All of the material below is to be retyped exactly.

--- Begin Information shown ---

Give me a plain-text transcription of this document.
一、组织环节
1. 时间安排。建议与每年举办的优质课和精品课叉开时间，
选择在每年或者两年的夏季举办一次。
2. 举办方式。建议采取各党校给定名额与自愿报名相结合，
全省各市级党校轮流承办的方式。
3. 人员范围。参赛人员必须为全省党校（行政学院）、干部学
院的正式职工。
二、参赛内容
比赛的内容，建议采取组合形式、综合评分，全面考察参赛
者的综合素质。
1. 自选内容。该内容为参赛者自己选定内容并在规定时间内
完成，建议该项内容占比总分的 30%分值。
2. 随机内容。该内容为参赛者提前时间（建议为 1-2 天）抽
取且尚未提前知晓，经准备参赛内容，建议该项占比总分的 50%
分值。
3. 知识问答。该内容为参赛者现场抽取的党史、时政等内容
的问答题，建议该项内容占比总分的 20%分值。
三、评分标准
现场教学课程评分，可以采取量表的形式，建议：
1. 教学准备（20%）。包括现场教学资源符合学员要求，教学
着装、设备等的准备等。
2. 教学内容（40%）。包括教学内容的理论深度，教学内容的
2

--- End Information shown ---

_Task output_:
Give me a plain-text transcription of this document.
一、组织环节
1. 时间安排。建议与每年举办的优质课和精品课叉开时间，
选择在每年或者两年的夏季举办一次。
2. 举办方式。建议采取各党校给定名额与自愿报名相结合，
全省各市级党校轮流承办的方式。
3. 人员范围。参赛人员必须为全省党校（行政学院）、干部学
院的正式职工。
二、参赛内容
比赛的内容，建议采取组合形式、综合评分，全面考察参赛
者的综合素质。
1. 自选内容。该内容为参赛者自己选定内容并在规定时间内
完成，建议该项内容占比总分的 30%分值。
2. 随机内容。该内容为参赛者提前时间（建议为 1-2 天）抽
取且尚未提前知晓，经准备参赛内容，建议该项占比总分的 50%
分值。
3. 知识问答。该内容为参赛者现场抽取的党史、时政等内容
的问答题，建议该项内容占比总分的 20%分值。
三、评分标准
现场教学课程评分，可以采取量表的形式，建议：
1. 教学准备（20%）。包括现场教学资源符合学员要求，教学
着装、设备等的准备等。
2. 教学内容（40%）。包括教学内容的理论深度，教学内容的
2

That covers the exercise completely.